=== Material provided ===

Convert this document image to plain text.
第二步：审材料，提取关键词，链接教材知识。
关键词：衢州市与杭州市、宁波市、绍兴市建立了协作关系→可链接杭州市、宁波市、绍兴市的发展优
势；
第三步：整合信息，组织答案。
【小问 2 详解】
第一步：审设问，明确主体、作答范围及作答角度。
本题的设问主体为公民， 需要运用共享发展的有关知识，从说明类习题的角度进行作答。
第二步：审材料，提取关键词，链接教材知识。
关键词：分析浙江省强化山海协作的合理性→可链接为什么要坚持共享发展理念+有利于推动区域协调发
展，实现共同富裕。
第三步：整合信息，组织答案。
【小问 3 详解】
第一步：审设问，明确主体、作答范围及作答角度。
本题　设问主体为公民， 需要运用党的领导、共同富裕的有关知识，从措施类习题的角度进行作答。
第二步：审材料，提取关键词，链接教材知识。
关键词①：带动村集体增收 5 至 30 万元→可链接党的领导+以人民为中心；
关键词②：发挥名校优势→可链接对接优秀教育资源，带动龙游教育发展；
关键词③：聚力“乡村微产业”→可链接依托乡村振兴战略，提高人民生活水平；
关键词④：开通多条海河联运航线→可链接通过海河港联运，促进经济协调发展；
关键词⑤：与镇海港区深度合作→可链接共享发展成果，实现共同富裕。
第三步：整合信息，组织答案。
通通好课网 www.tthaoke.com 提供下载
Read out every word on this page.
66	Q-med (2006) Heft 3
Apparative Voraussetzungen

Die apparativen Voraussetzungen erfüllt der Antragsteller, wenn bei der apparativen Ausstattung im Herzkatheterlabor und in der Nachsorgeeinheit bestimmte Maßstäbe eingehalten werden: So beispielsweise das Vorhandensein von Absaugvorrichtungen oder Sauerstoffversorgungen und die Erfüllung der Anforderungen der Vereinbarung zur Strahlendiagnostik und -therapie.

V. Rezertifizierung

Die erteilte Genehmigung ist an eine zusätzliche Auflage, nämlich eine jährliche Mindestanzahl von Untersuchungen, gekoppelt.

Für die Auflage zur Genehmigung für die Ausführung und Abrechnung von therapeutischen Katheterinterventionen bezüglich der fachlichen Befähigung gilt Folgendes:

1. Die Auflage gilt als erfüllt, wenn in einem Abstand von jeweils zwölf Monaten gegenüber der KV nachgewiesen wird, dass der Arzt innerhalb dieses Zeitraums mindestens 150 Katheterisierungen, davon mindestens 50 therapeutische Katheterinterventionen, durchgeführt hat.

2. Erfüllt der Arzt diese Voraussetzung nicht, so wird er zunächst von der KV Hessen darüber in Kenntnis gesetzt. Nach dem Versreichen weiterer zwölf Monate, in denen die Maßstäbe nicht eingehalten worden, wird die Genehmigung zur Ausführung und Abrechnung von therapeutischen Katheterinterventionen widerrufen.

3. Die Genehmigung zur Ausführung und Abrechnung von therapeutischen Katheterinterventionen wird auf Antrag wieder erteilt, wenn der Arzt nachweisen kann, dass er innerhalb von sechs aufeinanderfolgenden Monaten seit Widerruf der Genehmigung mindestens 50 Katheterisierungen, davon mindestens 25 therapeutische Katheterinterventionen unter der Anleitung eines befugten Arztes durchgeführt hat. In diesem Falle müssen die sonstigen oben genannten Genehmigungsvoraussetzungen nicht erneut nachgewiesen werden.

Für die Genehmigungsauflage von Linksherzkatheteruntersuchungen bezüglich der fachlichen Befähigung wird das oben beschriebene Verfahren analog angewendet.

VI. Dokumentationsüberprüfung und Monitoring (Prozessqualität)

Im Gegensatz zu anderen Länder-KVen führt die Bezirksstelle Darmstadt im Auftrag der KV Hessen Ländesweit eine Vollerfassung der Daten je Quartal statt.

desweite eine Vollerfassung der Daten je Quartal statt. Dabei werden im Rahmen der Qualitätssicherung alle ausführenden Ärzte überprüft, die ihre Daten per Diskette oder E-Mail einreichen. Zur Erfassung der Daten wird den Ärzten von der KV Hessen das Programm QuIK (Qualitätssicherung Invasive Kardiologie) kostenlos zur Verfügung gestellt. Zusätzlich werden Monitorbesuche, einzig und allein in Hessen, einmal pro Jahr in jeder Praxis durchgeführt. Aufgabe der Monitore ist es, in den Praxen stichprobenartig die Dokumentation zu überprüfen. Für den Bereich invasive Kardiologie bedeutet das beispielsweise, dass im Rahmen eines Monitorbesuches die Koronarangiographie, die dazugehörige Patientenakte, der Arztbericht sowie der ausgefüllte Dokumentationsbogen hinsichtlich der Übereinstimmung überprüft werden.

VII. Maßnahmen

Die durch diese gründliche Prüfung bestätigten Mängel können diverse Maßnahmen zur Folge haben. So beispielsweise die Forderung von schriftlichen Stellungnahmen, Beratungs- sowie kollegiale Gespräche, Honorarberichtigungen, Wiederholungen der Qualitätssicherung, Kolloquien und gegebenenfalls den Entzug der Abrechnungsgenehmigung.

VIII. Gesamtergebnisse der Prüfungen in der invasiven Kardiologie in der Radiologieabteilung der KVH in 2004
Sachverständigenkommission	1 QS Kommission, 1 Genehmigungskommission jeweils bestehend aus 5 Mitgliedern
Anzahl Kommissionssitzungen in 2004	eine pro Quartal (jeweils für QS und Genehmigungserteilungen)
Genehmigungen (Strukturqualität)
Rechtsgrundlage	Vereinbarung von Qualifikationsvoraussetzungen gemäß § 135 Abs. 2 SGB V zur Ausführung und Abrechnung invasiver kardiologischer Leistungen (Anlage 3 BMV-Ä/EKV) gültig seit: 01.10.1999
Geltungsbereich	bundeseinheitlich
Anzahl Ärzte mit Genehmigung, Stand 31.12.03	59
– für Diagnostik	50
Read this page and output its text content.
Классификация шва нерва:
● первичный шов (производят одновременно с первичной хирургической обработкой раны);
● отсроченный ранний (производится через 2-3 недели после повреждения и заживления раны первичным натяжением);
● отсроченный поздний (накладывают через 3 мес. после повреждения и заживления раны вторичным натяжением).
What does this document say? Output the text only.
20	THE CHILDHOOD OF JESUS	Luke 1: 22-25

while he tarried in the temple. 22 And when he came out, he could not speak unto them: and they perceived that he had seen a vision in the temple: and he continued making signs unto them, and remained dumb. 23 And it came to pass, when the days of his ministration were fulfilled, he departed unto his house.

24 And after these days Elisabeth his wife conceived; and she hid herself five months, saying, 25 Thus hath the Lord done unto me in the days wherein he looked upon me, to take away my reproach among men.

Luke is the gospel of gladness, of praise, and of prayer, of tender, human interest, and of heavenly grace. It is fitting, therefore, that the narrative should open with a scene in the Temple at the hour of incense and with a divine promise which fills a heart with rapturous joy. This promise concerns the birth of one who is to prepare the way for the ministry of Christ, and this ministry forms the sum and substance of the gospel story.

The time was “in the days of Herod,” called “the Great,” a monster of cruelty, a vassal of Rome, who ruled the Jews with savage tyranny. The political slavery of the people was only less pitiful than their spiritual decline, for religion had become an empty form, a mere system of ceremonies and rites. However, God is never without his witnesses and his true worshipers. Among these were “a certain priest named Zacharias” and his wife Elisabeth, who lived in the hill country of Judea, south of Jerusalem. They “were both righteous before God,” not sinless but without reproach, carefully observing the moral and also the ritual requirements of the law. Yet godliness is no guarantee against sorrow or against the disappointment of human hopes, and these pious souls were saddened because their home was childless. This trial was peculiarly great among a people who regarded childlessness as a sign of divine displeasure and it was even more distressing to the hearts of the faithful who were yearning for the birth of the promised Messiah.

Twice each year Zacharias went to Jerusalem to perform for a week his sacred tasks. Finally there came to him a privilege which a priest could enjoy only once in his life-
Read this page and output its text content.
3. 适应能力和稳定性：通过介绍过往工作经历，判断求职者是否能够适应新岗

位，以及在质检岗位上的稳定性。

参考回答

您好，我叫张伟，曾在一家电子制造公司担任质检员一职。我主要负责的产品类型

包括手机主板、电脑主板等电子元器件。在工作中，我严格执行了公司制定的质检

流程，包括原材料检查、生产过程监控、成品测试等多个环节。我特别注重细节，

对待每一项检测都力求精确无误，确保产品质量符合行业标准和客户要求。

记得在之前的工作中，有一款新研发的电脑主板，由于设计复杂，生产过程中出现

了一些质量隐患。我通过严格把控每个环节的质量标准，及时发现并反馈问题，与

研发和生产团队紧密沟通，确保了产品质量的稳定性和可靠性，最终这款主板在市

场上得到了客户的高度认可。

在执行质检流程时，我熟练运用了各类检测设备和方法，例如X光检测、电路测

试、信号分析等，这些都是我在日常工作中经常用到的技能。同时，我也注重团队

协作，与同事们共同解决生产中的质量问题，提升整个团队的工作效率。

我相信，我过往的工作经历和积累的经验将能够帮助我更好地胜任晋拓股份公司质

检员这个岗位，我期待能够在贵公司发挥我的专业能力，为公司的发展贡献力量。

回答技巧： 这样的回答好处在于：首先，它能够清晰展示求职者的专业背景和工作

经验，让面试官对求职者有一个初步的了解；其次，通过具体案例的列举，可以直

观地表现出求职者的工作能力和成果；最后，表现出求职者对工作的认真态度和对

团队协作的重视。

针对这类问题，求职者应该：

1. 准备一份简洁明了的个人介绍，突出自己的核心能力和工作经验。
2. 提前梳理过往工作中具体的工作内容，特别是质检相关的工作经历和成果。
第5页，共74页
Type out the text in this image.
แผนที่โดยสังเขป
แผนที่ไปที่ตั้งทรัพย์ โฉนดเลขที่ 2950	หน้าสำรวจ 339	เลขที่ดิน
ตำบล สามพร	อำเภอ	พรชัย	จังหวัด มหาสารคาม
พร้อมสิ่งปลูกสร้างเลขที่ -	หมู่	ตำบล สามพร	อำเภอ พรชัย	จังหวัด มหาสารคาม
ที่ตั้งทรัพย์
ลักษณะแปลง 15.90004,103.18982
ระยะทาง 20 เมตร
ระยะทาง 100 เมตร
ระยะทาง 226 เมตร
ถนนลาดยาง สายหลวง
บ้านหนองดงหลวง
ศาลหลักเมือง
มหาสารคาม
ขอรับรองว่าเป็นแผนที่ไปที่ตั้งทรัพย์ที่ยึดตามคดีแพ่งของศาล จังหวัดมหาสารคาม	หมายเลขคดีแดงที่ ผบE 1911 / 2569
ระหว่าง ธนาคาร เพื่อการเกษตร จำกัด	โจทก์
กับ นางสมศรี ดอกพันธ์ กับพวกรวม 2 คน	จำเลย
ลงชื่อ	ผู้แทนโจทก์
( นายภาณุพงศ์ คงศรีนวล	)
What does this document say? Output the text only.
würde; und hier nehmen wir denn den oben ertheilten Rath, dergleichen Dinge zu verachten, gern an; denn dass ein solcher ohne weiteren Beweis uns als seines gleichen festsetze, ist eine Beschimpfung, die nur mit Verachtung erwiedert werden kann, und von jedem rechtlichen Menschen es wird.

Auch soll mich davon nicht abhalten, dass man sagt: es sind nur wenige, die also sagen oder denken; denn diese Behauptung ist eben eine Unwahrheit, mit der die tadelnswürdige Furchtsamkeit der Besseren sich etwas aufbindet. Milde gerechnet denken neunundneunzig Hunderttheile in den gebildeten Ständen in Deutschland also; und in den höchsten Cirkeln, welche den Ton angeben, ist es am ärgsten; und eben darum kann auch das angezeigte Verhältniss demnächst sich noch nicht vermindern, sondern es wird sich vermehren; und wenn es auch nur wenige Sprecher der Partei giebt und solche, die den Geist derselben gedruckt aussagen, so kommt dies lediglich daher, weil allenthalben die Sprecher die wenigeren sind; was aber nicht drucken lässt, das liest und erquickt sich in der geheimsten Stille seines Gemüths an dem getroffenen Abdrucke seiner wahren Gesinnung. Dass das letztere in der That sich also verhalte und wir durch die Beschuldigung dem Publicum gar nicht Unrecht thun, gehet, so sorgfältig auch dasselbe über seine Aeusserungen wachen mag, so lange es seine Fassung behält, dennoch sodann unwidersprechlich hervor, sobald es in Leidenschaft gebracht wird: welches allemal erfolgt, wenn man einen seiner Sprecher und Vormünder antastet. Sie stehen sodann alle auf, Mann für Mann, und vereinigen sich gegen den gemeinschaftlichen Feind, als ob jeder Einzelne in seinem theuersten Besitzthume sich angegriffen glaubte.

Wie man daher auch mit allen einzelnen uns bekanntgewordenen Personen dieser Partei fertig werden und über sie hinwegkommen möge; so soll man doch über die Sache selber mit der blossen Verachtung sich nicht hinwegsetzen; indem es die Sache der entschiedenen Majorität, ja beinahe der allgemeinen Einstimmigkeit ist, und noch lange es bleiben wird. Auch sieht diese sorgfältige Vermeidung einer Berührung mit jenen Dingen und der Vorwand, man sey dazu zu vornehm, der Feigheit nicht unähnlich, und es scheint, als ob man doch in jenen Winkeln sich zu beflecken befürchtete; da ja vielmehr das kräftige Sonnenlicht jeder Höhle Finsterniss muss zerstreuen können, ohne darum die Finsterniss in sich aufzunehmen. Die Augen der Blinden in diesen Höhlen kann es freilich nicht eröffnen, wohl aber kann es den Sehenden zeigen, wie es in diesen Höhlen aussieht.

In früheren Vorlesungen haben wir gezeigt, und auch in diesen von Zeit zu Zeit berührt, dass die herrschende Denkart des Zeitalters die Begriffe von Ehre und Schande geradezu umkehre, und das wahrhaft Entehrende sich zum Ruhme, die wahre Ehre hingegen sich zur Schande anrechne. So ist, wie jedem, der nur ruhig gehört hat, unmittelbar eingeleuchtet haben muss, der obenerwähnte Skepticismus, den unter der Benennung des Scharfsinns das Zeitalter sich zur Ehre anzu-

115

===

What the task asks
For each line in the data above that contains the string "image", extract the line.

Task result
Convert this document image to plain text.
Type out the text in this image.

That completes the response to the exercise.